* To do
- a) In the blog post on XML APIs, when was the 1.0 version of jdom promised?
- b) Reproduce the blog post on XML APIs from "36 Responses to" to "it’s his project.".
- c) Write what comes next in the blog post and comment thread on XML APIs, starting right after its final sentence.

* Selected text
There are no decent XML API's.

Yesterday after struggling briefly with dom4j and trying to convince it not to go fetch external DTD’s (thanks haus bob for showing me the fugly hack required), I became sad and despondent. What is our crime, such that we must be punished with such crappy XML API’s?

The only two contenders to try and address this that I’m aware of are dom4j and jdom. Ideologically, dom4j wins because James Strachan is more competent than Jason Hunter. Practically speaking though, jdom has a much more civilised and natural API.

Unfortunately, jdom seems to be growing uncontrollably, with every release an order of magnitude fatter than the previous one. It also looks like its developers have entirely lost interest in the whole thing (shades of xdoclet), and are now off into lalaland to play with shinier toys. We’re promised a 1.0 version in Q1 2004, which has long since come and gone.

So why can’t there be a decent XML API? Why must a selective list of children nodes consistently violate the principle of least surprise, when it comes to what happens when you insert in it? Why should both of those API’s constantly surprise you with their behaviour, until of course you’ve been brainwashed into it seeming ‘natural’?

So are there any nice java-friendly lightweight wrappers for XML manipulation, or is that a particular problem that’s considered too boring for today’s fast-paced dedicated professional fappers?

36 Responses to “There are no decent XML API's.”

  1. Joseph Ottinger Says:

    You left out EXML and XOM.

    EXML is so useful that WebObjects almost immediately made it impossible to download – you now get it as part of GLUE.

    XOM is an unknown to me, but ERH certainly seems infatuated with it, since it’s his project.

  2. Lyndon Says:

    The perl XML XPath APIs seem pretty good…

  3. MB Says:

    I find myself in a similar situation – sick of JDOM rotting on the vine, generally appalled by dom4j.

    Someone else mentioned XOM, http://www.cafeconleche.org/XOM

    Haven’t used it, but I remember reading an interview with Elliot Rusty Harold, the author,
    on Artima.


    http://www.artima.com/intv/xomdesign.html

    Anyone out there using it, who care to comment? Especially interested in hearing from users of JDOM.

[Records from a data source]
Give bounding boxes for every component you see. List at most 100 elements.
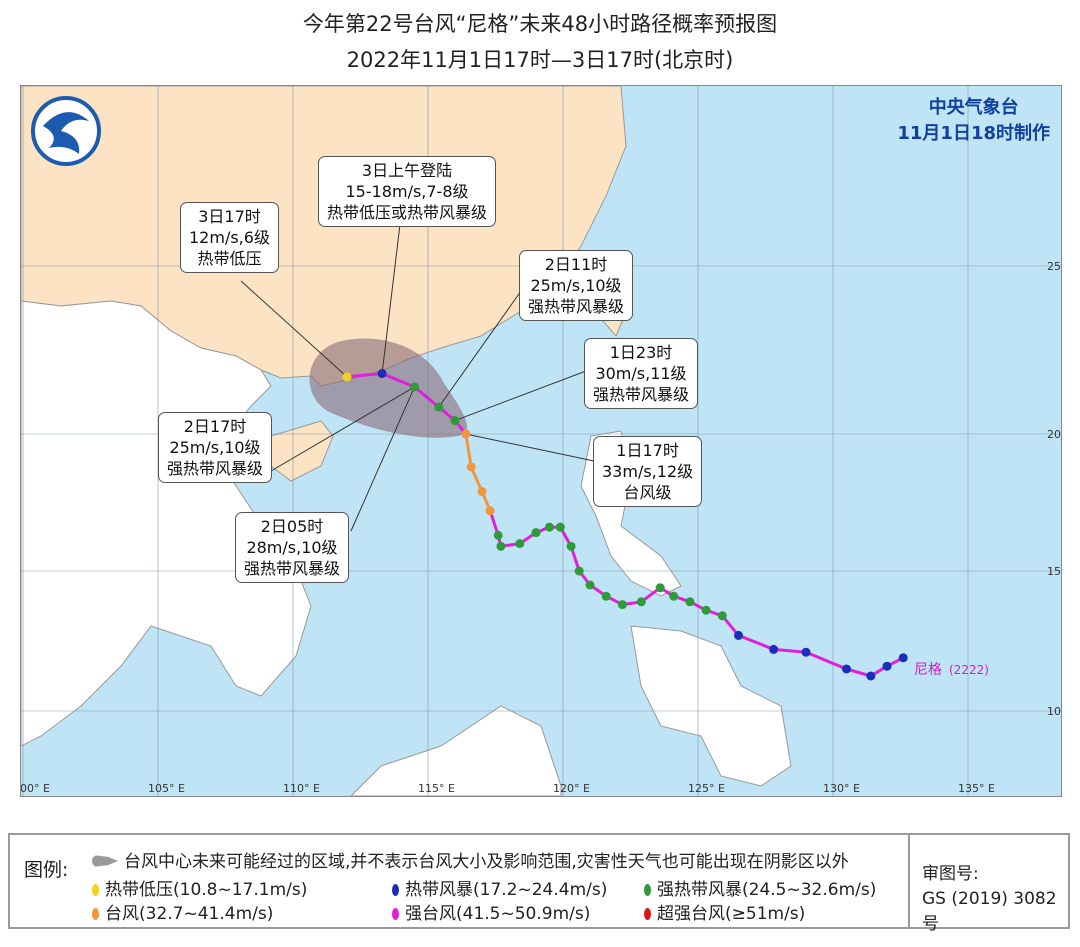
legend-cone: 台风中心未来可能经过的区域,并不表示台风大小及影响范围,灾害性天气也可能出现在阴… <box>92 847 849 872</box>
typhoon-symbol-icon <box>392 884 399 896</box>
forecast-callout: 1日17时 33m/s,12级 台风级 <box>593 436 703 507</box>
callout-level: 热带低压 <box>197 249 262 268</box>
callout-level: 强热带风暴级 <box>593 385 690 404</box>
leader-line <box>240 280 348 378</box>
past-track-point <box>655 583 665 593</box>
legend-item: 强台风(41.5~50.9m/s) <box>392 899 590 924</box>
past-track-segment <box>805 650 848 671</box>
callout-wind: 25m/s,10级 <box>169 438 261 457</box>
forecast-track-point <box>450 416 460 426</box>
legend-item: 台风(32.7~41.4m/s) <box>92 899 273 924</box>
past-track-point <box>477 487 487 497</box>
leader-line <box>465 433 595 462</box>
past-track-point <box>555 522 565 532</box>
leader-line <box>381 215 402 374</box>
past-track-point <box>466 462 476 472</box>
past-track-point <box>566 541 576 551</box>
callout-wind: 28m/s,10级 <box>246 538 338 557</box>
past-track-point <box>882 661 892 671</box>
past-track-point <box>701 605 711 615</box>
visayas-mindanao <box>630 625 792 787</box>
typhoon-name: 尼格 <box>914 662 942 678</box>
past-track-point <box>493 530 503 540</box>
past-track-point <box>574 566 584 576</box>
leader-line <box>270 386 415 472</box>
past-track-point <box>485 506 495 516</box>
borneo <box>350 705 562 796</box>
lat-tick-label: 10 <box>1047 705 1061 718</box>
typhoon-track <box>342 369 908 681</box>
lon-tick-label: 100° E <box>20 782 50 795</box>
callout-time: 3日17时 <box>198 207 261 226</box>
past-track-point <box>842 664 851 674</box>
cma-logo-icon <box>31 96 101 166</box>
agency-block: 中央气象台 11月1日18时制作 <box>897 95 1050 147</box>
callout-time: 2日17时 <box>183 417 247 436</box>
past-track-point <box>496 541 506 551</box>
callout-wind: 33m/s,12级 <box>602 462 694 481</box>
callout-wind: 15-18m/s,7-8级 <box>345 182 469 201</box>
callout-level: 强热带风暴级 <box>528 297 625 316</box>
callout-level: 热带低压或热带风暴级 <box>327 203 488 222</box>
callout-time: 1日17时 <box>616 441 679 460</box>
past-track-point <box>898 653 908 663</box>
callout-level: 强热带风暴级 <box>244 559 341 578</box>
legend-item: 超强台风(≥51m/s) <box>644 899 805 924</box>
lat-tick-label: 15 <box>1047 565 1061 578</box>
forecast-track-point <box>377 369 387 379</box>
past-track-point <box>601 591 611 601</box>
legend-item-label: 超强台风(≥51m/s) <box>657 904 806 924</box>
forecast-callout: 3日17时 12m/s,6级 热带低压 <box>180 202 279 273</box>
lat-tick-label: 25 <box>1047 260 1061 273</box>
legend-item: 强热带风暴(24.5~32.6m/s) <box>644 875 876 900</box>
legend-item-label: 强台风(41.5~50.9m/s) <box>405 904 591 924</box>
lon-tick-label: 115° E <box>418 782 455 795</box>
map-title: 今年第22号台风“尼格”未来48小时路径概率预报图 <box>302 12 778 36</box>
callout-time: 1日23时 <box>609 343 673 362</box>
callout-time: 2日05时 <box>260 517 324 536</box>
forecast-track-point <box>461 429 471 439</box>
forecast-track-segment <box>413 385 440 409</box>
past-track-point <box>866 671 876 681</box>
legend-title: 图例: <box>24 859 69 881</box>
review-label: 审图号: <box>922 864 979 884</box>
legend-item-label: 热带风暴(17.2~24.4m/s) <box>405 880 608 900</box>
callout-level: 台风级 <box>623 483 672 502</box>
legend-item-label: 热带低压(10.8~17.1m/s) <box>105 880 308 900</box>
typhoon-symbol-icon <box>644 908 651 920</box>
past-track-point <box>515 539 525 549</box>
past-track-point <box>734 630 743 640</box>
legend-item: 热带风暴(17.2~24.4m/s) <box>392 875 607 900</box>
past-track-point <box>669 591 679 601</box>
lon-tick-label: 125° E <box>688 782 725 795</box>
past-track-point <box>801 647 811 657</box>
forecast-callout: 1日23时 30m/s,11级 强热带风暴级 <box>584 338 699 409</box>
callout-wind: 30m/s,11级 <box>595 364 687 383</box>
forecast-track-segment <box>346 372 383 379</box>
made-time: 11月1日18时制作 <box>897 123 1050 144</box>
legend-cone-text: 台风中心未来可能经过的区域,并不表示台风大小及影响范围,灾害性天气也可能出现在阴… <box>124 852 849 872</box>
forecast-track-point <box>342 372 352 382</box>
past-track-point <box>531 528 541 538</box>
past-track-point <box>685 597 695 607</box>
forecast-track-point <box>434 402 444 412</box>
lat-tick-label: 20 <box>1047 428 1061 441</box>
review-number: GS (2019) 3082号 <box>922 889 1057 934</box>
map-subtitle: 2022年11月1日17时—3日17时(北京时) <box>346 48 734 72</box>
past-track-point <box>545 522 554 532</box>
callout-level: 强热带风暴级 <box>167 459 264 478</box>
past-track-segment <box>773 647 807 654</box>
callout-wind: 12m/s,6级 <box>189 228 270 247</box>
legend-item: 热带低压(10.8~17.1m/s) <box>92 875 307 900</box>
leader-line <box>454 370 587 422</box>
past-track-point <box>717 611 727 621</box>
typhoon-symbol-icon <box>92 908 99 920</box>
legend-item-label: 台风(32.7~41.4m/s) <box>105 904 274 924</box>
callout-leaders <box>240 215 595 532</box>
callout-time: 3日上午登陆 <box>361 161 453 180</box>
legend-item-label: 强热带风暴(24.5~32.6m/s) <box>657 880 877 900</box>
forecast-track-segment <box>381 372 416 389</box>
callout-time: 2日11时 <box>544 255 608 274</box>
typhoon-symbol-icon <box>644 884 651 896</box>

* Expected outputs
- a) It was promised for Q1 2004.

- b)
36 Responses to “There are no decent XML API's.”

  1. Joseph Ottinger Says:

    You left out EXML and XOM.

    EXML is so useful that WebObjects almost immediately made it impossible to download – you now get it as part of GLUE.

    XOM is an unknown to me, but ERH certainly seems infatuated with it, since it’s his project.

- c)
  4. MB Says:

    I find myself in a similar situation – sick of JDOM rotting on the vine, generally appalled by dom4j.

    Someone else mentioned XOM, http://www.cafeconleche.org/XOM

    Haven’t used it, but I remember reading an interview with Elliot Rusty Harold, the author,
    on Artima.


    http://www.artima.com/intv/xomdesign.html

    Anyone out there using it, who care to comment? Especially interested in hearing from users of JDOM.

  5. heard of google hani ? Says:

    Ignorant fool.. xom is what you’re looking for,.

    p.s. heard of google ?

  6. Anonymous Bastard Says:

    If you want a very simple API and absolutely correct XML, XOM IS the way to go.

  7. Rob Misek Says:

    simple. write your own. ;-)

  8. morten wilken Says:

    my sentiments excactly!
    we NEED to have this incorperated in the JDK, and in that case i dont much care if it is jdom or dom4j style…
    case in point: Rome, which uses jdom. I personally use dom4j in all my applications and it annoys me to lug around 2 different xml apis.

    who wants to use SAX and DOM directly?

    sincerely
    morten wilken

  9. Dan Barber Says:

    Well, it’s not an XML api…but I’ve found myself using Castor to handle XML binding. My code uses basic beans. Castor provides the serialization/deserialization….works well when passing XML in webservices…I have used Ant to script the castor code generation task.

  10. AR Says:

    Give XMLBeans a try (unless you’re a XML Schema-challenged kind of guy).

  11. Egg Man Says:

    I WANT MY BILE! This is a lame blog entry. I want fury and passion and stuff.

  12. Akuma Says:

    I’d recommend XmlBeans, if I didn’t like the project myself, and want to shield them from being a future bile blog target :)

  13. Gabriel Mihalache Says:

    Why not use, *gasp*, the stuff in the JDK?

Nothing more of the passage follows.